(Dataset items)
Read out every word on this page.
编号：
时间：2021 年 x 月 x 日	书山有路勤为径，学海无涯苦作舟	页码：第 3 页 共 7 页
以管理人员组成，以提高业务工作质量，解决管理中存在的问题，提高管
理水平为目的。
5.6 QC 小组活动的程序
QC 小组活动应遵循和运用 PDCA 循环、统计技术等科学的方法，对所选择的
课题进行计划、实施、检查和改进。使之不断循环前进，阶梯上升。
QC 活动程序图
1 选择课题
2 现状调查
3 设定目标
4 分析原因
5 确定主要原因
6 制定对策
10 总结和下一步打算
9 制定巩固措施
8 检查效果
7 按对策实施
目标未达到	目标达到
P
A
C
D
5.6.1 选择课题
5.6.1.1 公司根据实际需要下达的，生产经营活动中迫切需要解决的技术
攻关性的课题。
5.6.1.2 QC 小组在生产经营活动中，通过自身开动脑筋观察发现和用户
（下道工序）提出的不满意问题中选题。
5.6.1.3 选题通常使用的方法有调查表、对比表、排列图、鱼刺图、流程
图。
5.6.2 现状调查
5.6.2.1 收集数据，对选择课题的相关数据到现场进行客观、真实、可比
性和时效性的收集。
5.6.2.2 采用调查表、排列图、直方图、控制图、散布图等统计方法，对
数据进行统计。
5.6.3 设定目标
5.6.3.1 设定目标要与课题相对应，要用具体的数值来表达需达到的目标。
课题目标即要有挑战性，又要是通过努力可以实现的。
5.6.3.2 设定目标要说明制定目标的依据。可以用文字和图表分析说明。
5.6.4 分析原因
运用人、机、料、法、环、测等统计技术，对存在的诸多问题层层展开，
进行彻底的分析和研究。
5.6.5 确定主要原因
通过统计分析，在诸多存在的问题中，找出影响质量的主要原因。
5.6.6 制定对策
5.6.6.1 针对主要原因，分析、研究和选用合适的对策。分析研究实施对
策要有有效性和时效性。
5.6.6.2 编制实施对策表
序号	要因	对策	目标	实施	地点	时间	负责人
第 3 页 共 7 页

§ Task prompt
Every entry must be output again, exactly as written above.

§ Completed exercise
Read out every word on this page.
编号：
时间：2021 年 x 月 x 日	书山有路勤为径，学海无涯苦作舟	页码：第 3 页 共 7 页
以管理人员组成，以提高业务工作质量，解决管理中存在的问题，提高管
理水平为目的。
5.6 QC 小组活动的程序
QC 小组活动应遵循和运用 PDCA 循环、统计技术等科学的方法，对所选择的
课题进行计划、实施、检查和改进。使之不断循环前进，阶梯上升。
QC 活动程序图
1 选择课题
2 现状调查
3 设定目标
4 分析原因
5 确定主要原因
6 制定对策
10 总结和下一步打算
9 制定巩固措施
8 检查效果
7 按对策实施
目标未达到	目标达到
P
A
C
D
5.6.1 选择课题
5.6.1.1 公司根据实际需要下达的，生产经营活动中迫切需要解决的技术
攻关性的课题。
5.6.1.2 QC 小组在生产经营活动中，通过自身开动脑筋观察发现和用户
（下道工序）提出的不满意问题中选题。
5.6.1.3 选题通常使用的方法有调查表、对比表、排列图、鱼刺图、流程
图。
5.6.2 现状调查
5.6.2.1 收集数据，对选择课题的相关数据到现场进行客观、真实、可比
性和时效性的收集。
5.6.2.2 采用调查表、排列图、直方图、控制图、散布图等统计方法，对
数据进行统计。
5.6.3 设定目标
5.6.3.1 设定目标要与课题相对应，要用具体的数值来表达需达到的目标。
课题目标即要有挑战性，又要是通过努力可以实现的。
5.6.3.2 设定目标要说明制定目标的依据。可以用文字和图表分析说明。
5.6.4 分析原因
运用人、机、料、法、环、测等统计技术，对存在的诸多问题层层展开，
进行彻底的分析和研究。
5.6.5 确定主要原因
通过统计分析，在诸多存在的问题中，找出影响质量的主要原因。
5.6.6 制定对策
5.6.6.1 针对主要原因，分析、研究和选用合适的对策。分析研究实施对
策要有有效性和时效性。
5.6.6.2 编制实施对策表
序号	要因	对策	目标	实施	地点	时间	负责人
第 3 页 共 7 页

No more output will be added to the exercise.